-- BEGIN --
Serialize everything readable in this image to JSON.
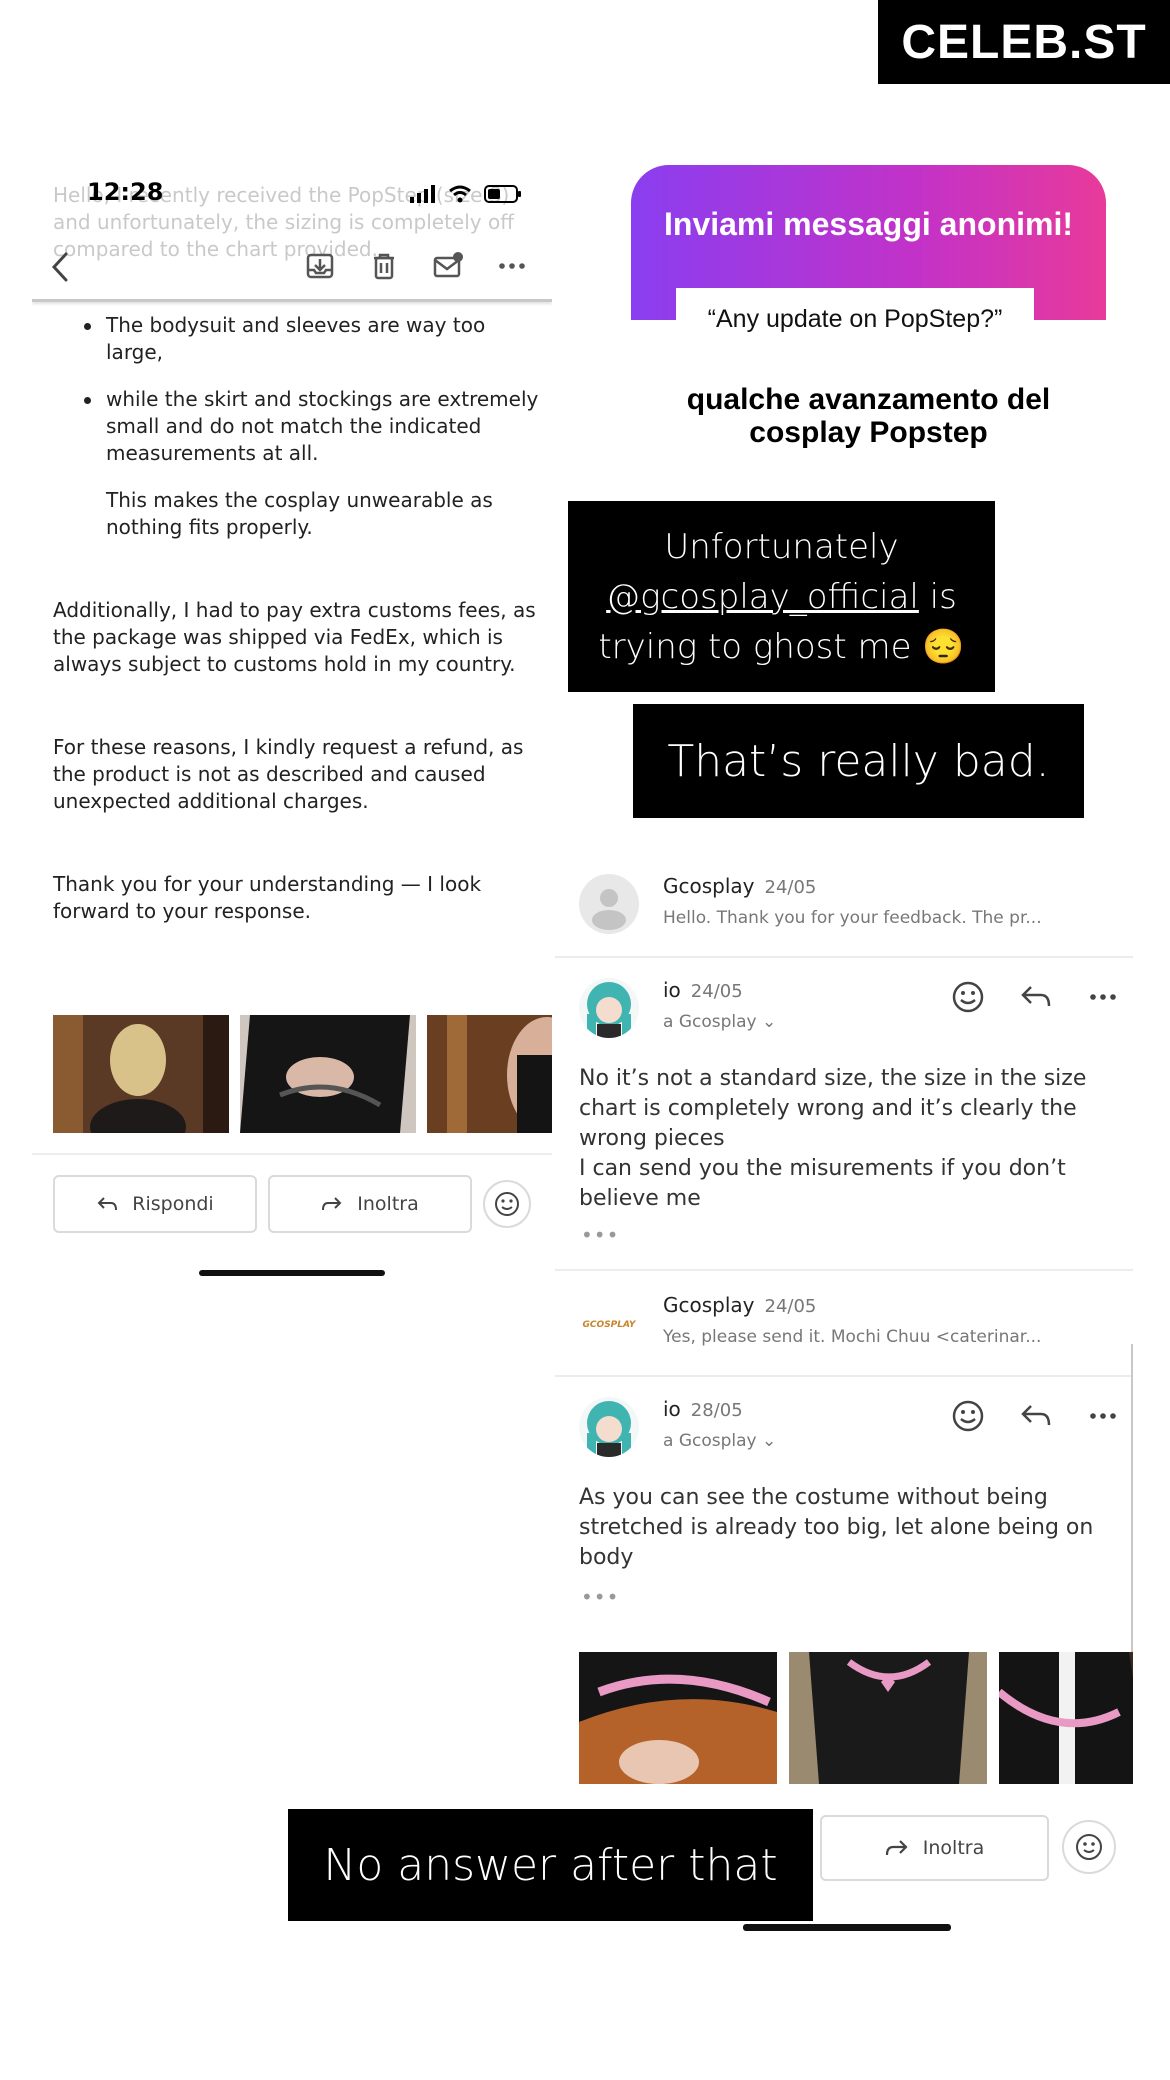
{
  "watermark": "CELEB.ST",
  "email": {
    "ghost_text": "Hello, I recently received the PopStep (size S) and unfortunately, the sizing is completely off compared to the chart provided.",
    "status_time": "12:28",
    "bullets": [
      "The bodysuit and sleeves are way too large,",
      "while the skirt and stockings are extremely small and do not match the indicated measurements at all."
    ],
    "indent_text": "This makes the cosplay unwearable as nothing fits properly.",
    "paragraphs": [
      "Additionally, I had to pay extra customs fees, as the package was shipped via FedEx, which is always subject to customs hold in my country.",
      "For these reasons, I kindly request a refund, as the product is not as described and caused unexpected additional charges.",
      "Thank you for your understanding — I look forward to your response."
    ],
    "reply_label": "Rispondi",
    "forward_label": "Inoltra"
  },
  "question_card": {
    "title": "Inviami messaggi anonimi!",
    "question": "“Any update on PopStep?”",
    "answer": "qualche avanzamento del cosplay Popstep"
  },
  "captions": {
    "ghost_prefix": "Unfortunately",
    "ghost_mention": "@gcosplay_official",
    "ghost_suffix": "is trying to ghost me 😔",
    "bad": "That’s really bad.",
    "no_answer": "No answer after that"
  },
  "thread": {
    "messages": [
      {
        "sender": "Gcosplay",
        "date": "24/05",
        "preview": "Hello. Thank you for your feedback. The pr..."
      },
      {
        "sender": "io",
        "date": "24/05",
        "to": "a Gcosplay",
        "body_lines": [
          "No it’s not a standard size, the size in the size chart is completely wrong and it’s clearly the wrong pieces",
          "I can send you the misurements if you don’t believe me"
        ]
      },
      {
        "sender": "Gcosplay",
        "date": "24/05",
        "preview": "Yes, please send it. Mochi Chuu <caterinar...",
        "logo_text": "GCOSPLAY"
      },
      {
        "sender": "io",
        "date": "28/05",
        "to": "a Gcosplay",
        "body": "As you can see the costume without being stretched is already too big, let alone being on body"
      }
    ],
    "forward_label": "Inoltra"
  },
  "colors": {
    "accent_purple": "#8a3ef0",
    "accent_pink": "#e83a9a",
    "caption_bg": "#000000"
  }
}
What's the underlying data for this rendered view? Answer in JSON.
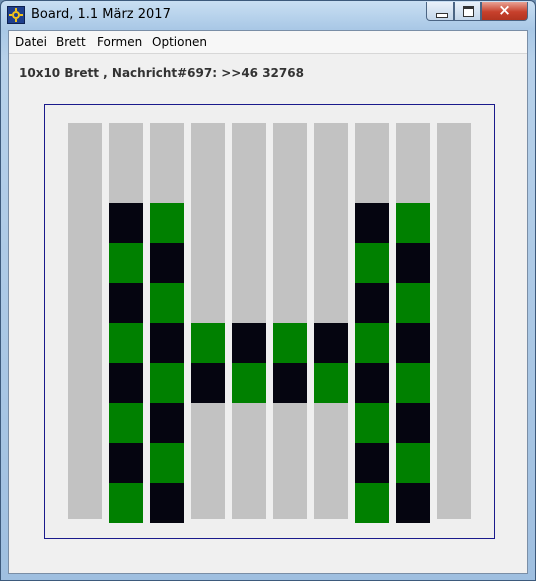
{
  "window": {
    "title": "Board, 1.1 März 2017",
    "close_label": "×"
  },
  "menu": {
    "items": [
      "Datei",
      "Brett",
      "Formen",
      "Optionen"
    ]
  },
  "status": {
    "text": "10x10 Brett , Nachricht#697: >>46 32768"
  },
  "board": {
    "columns": 10,
    "rows": 10,
    "colors": {
      "G": "#008000",
      "B": "#050510",
      "empty": "#c2c2c2"
    },
    "cells": [
      "..........",
      "..........",
      ".BG....BG.",
      ".GB....GB.",
      ".BG....BG.",
      ".GBGBGBGB.",
      ".BGBGBGBG.",
      ".GB....GB.",
      ".BG....BG.",
      ".GB....GB."
    ]
  }
}
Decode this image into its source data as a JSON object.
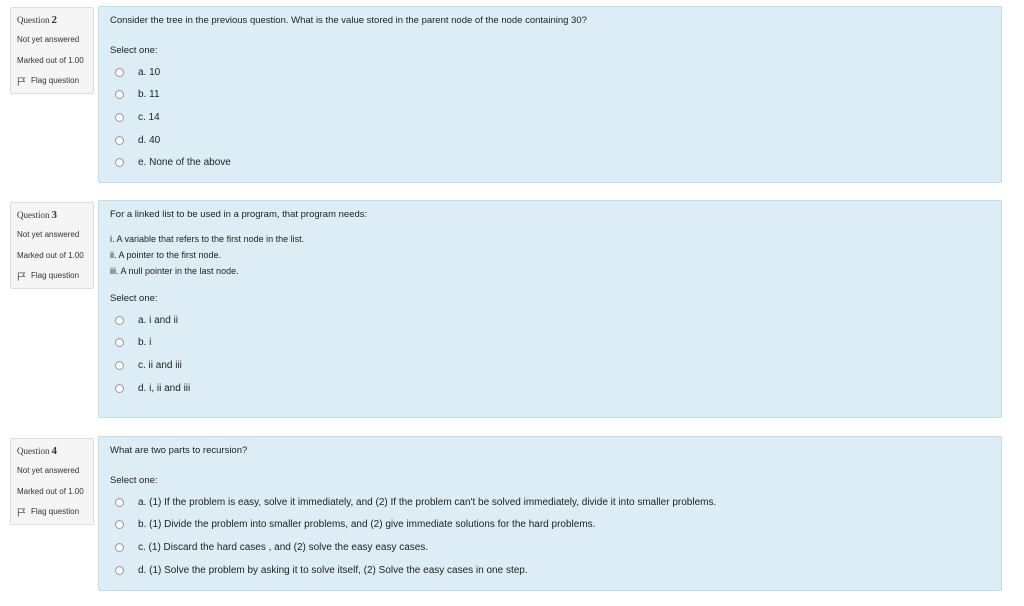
{
  "questions": [
    {
      "label": "Question",
      "number": "2",
      "state": "Not yet answered",
      "grade": "Marked out of 1.00",
      "flag_label": "Flag question",
      "text": "Consider the tree in the previous question. What is the value stored in the parent node of the node containing 30?",
      "sublines": [],
      "prompt": "Select one:",
      "options": [
        "a. 10",
        "b. 11",
        "c. 14",
        "d. 40",
        "e. None of the above"
      ]
    },
    {
      "label": "Question",
      "number": "3",
      "state": "Not yet answered",
      "grade": "Marked out of 1.00",
      "flag_label": "Flag question",
      "text": "For a linked list to be used in a program, that program needs:",
      "sublines": [
        "i. A variable that refers to the first node in the list.",
        "ii. A pointer to the first node.",
        "iii. A null pointer in the last node."
      ],
      "prompt": "Select one:",
      "options": [
        "a. i and ii",
        "b. i",
        "c. ii and iii",
        "d. i, ii and iii"
      ]
    },
    {
      "label": "Question",
      "number": "4",
      "state": "Not yet answered",
      "grade": "Marked out of 1.00",
      "flag_label": "Flag question",
      "text": "What are two parts to recursion?",
      "sublines": [],
      "prompt": "Select one:",
      "options": [
        "a. (1) If the problem is easy, solve it immediately, and (2) If the problem can't be solved immediately, divide it into smaller problems.",
        "b. (1) Divide the problem into smaller problems, and (2) give immediate solutions for the hard problems.",
        "c. (1) Discard the hard cases , and (2) solve the easy easy cases.",
        "d. (1) Solve the problem by asking it to solve itself, (2) Solve the easy cases in one step."
      ]
    }
  ]
}
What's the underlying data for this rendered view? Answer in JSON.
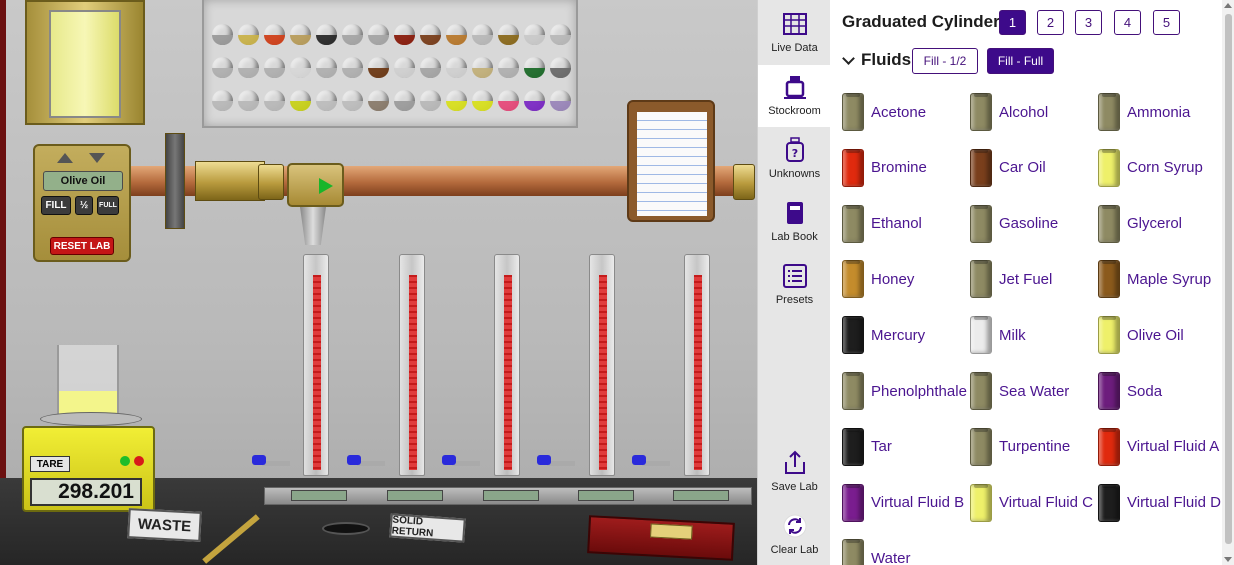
{
  "lab": {
    "pump": {
      "fluid_name": "Olive Oil",
      "fill_label": "FILL",
      "half_label": "½",
      "full_label": "FULL",
      "reset_label": "RESET LAB"
    },
    "balance": {
      "tare_label": "TARE",
      "reading": "298.201"
    },
    "signs": {
      "waste": "WASTE",
      "solid_return": "SOLID RETURN",
      "book_label": "Lab Book"
    },
    "shelf_colors": [
      [
        "#9a9a9a",
        "#c9b24a",
        "#d0401a",
        "#b89d5c",
        "#2a2a2a",
        "#a5a5a5",
        "#a5a5a5",
        "#8a1d0e",
        "#7a3f1c",
        "#b8792d",
        "#b8b8b8",
        "#8b6a1e",
        "#c9c9c9",
        "#b8b8b8"
      ],
      [
        "#b0b0b0",
        "#b0b0b0",
        "#b0b0b0",
        "#d7d7d7",
        "#b0b0b0",
        "#b0b0b0",
        "#6e3a16",
        "#d0d0d0",
        "#a5a5a5",
        "#d0d0d0",
        "#c2b07a",
        "#b0b0b0",
        "#1d6b2a",
        "#6a6a6a"
      ],
      [
        "#b8b8b8",
        "#b8b8b8",
        "#b8b8b8",
        "#c8d11a",
        "#bdbdbd",
        "#bdbdbd",
        "#8a7b6b",
        "#9c9c9c",
        "#b8b8b8",
        "#d8df1f",
        "#d8df1f",
        "#e64a7a",
        "#7b2ac4",
        "#9a86b9"
      ]
    ]
  },
  "toolbar": {
    "items": [
      {
        "id": "live-data",
        "label": "Live Data",
        "icon": "table-icon"
      },
      {
        "id": "stockroom",
        "label": "Stockroom",
        "icon": "flask-icon"
      },
      {
        "id": "unknowns",
        "label": "Unknowns",
        "icon": "unknown-bottle-icon"
      },
      {
        "id": "lab-book",
        "label": "Lab Book",
        "icon": "book-icon"
      },
      {
        "id": "presets",
        "label": "Presets",
        "icon": "list-icon"
      },
      {
        "id": "save-lab",
        "label": "Save Lab",
        "icon": "share-icon"
      },
      {
        "id": "clear-lab",
        "label": "Clear Lab",
        "icon": "refresh-icon"
      }
    ]
  },
  "panel": {
    "title": "Graduated Cylinder",
    "cylinder_buttons": [
      "1",
      "2",
      "3",
      "4",
      "5"
    ],
    "selected_cylinder": "1",
    "fluids_heading": "Fluids",
    "fill_half_label": "Fill - 1/2",
    "fill_full_label": "Fill - Full",
    "fluids": [
      {
        "name": "Acetone",
        "color": "#8e8a63"
      },
      {
        "name": "Alcohol",
        "color": "#8e8a63"
      },
      {
        "name": "Ammonia",
        "color": "#8e8a63"
      },
      {
        "name": "Bromine",
        "color": "#e02a0e"
      },
      {
        "name": "Car Oil",
        "color": "#7a3f1c"
      },
      {
        "name": "Corn Syrup",
        "color": "#eef06a"
      },
      {
        "name": "Ethanol",
        "color": "#8e8a63"
      },
      {
        "name": "Gasoline",
        "color": "#8e8a63"
      },
      {
        "name": "Glycerol",
        "color": "#8e8a63"
      },
      {
        "name": "Honey",
        "color": "#c48c2c"
      },
      {
        "name": "Jet Fuel",
        "color": "#8e8a63"
      },
      {
        "name": "Maple Syrup",
        "color": "#8b5a1c"
      },
      {
        "name": "Mercury",
        "color": "#1e1e1e"
      },
      {
        "name": "Milk",
        "color": "#ececec"
      },
      {
        "name": "Olive Oil",
        "color": "#eef06a"
      },
      {
        "name": "Phenolphthale",
        "color": "#8e8a63"
      },
      {
        "name": "Sea Water",
        "color": "#8e8a63"
      },
      {
        "name": "Soda",
        "color": "#6d1d7d"
      },
      {
        "name": "Tar",
        "color": "#1e1e1e"
      },
      {
        "name": "Turpentine",
        "color": "#8e8a63"
      },
      {
        "name": "Virtual Fluid A",
        "color": "#e02a0e"
      },
      {
        "name": "Virtual Fluid B",
        "color": "#7a1d8f"
      },
      {
        "name": "Virtual Fluid C",
        "color": "#eef06a"
      },
      {
        "name": "Virtual Fluid D",
        "color": "#1e1e1e"
      },
      {
        "name": "Water",
        "color": "#8e8a63"
      }
    ]
  }
}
-- END --
Reproduce each line holding the word "What".

What's the underlying data for this rendered view? Answer in JSON.
      "text": "Consider the tree in the previous question. What is the value stored in the parent node of the node containing 30?",
      "text": "What are two parts to recursion?",
What's the underlying data for this rendered view? Answer in JSON.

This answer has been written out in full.